Problem to solve: Wherever "передачи" appears in a line, copy that line.

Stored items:
########################################
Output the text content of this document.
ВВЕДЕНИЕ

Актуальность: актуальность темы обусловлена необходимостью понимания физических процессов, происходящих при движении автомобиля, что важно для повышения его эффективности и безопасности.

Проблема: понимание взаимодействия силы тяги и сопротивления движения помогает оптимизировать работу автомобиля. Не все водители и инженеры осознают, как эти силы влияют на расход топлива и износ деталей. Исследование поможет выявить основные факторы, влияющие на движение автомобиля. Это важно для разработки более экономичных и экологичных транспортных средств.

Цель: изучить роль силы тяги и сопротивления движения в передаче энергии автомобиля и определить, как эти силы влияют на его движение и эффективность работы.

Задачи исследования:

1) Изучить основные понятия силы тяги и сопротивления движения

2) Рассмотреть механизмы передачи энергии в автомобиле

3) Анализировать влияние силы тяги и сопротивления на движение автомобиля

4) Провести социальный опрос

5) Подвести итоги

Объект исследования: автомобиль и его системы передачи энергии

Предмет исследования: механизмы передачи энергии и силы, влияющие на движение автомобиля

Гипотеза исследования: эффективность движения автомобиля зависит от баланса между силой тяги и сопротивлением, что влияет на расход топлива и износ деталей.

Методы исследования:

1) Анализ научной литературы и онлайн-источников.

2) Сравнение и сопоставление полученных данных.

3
########################################
Complete response:
2) Рассмотреть механизмы передачи энергии в автомобиле
Объект исследования: автомобиль и его системы передачи энергии
Предмет исследования: механизмы передачи энергии и силы, влияющие на движение автомобиля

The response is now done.